- Aim of the task -
Read the records below. Copy each line where the string "GROUP" occurs.

--- begin Entries supplied ---

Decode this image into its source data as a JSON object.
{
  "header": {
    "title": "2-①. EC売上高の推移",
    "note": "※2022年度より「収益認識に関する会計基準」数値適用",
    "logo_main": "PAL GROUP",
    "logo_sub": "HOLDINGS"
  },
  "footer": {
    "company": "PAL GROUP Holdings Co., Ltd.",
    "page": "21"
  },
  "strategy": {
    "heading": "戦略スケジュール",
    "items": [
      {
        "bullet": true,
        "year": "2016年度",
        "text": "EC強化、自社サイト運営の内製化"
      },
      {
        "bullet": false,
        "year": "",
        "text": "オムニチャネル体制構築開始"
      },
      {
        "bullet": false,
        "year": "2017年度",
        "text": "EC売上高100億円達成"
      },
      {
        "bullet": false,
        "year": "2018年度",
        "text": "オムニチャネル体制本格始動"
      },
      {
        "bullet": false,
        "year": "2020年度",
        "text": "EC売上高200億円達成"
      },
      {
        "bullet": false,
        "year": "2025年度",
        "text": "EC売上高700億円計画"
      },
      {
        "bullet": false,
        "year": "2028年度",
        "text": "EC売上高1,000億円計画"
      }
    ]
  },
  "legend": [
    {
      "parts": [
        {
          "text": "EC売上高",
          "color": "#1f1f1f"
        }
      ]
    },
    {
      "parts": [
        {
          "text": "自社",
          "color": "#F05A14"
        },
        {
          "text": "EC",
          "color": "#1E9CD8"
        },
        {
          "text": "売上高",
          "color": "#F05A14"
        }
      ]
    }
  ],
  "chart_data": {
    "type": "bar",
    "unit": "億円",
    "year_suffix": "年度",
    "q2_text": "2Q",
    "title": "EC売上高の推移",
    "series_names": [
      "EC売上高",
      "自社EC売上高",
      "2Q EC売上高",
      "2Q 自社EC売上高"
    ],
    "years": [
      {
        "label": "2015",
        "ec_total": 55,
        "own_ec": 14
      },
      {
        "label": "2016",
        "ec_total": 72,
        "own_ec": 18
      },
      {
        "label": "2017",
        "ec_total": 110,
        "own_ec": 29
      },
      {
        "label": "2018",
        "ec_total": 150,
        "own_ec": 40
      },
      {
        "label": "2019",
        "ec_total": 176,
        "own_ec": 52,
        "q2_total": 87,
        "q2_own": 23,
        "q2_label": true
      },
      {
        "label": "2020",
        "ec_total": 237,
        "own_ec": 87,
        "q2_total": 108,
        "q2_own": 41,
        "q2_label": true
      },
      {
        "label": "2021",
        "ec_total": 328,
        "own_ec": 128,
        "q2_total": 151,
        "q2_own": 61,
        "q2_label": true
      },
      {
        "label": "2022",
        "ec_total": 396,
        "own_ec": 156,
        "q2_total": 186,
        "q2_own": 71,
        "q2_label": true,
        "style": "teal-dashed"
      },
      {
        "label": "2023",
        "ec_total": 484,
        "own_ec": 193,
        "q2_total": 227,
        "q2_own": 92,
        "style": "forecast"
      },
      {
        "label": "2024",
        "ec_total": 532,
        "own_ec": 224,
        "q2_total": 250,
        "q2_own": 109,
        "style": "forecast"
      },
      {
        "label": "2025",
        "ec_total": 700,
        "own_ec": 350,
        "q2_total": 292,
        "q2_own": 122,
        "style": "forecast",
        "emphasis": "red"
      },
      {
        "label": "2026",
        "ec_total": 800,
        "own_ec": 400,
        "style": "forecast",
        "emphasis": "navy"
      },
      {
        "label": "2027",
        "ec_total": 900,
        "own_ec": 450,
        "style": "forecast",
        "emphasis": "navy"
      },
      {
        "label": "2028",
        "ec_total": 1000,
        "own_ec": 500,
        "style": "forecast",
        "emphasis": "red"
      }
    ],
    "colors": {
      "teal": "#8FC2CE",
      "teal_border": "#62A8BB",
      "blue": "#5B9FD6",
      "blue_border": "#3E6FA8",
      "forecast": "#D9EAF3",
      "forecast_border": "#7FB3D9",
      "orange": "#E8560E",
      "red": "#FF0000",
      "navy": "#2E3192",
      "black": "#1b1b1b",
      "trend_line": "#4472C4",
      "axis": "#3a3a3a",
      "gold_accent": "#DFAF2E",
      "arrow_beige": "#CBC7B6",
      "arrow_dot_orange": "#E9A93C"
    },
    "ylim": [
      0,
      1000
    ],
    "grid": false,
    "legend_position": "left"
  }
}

--- end Entries supplied ---

- Correct result -
    "logo_main": "PAL GROUP",
    "company": "PAL GROUP Holdings Co., Ltd.",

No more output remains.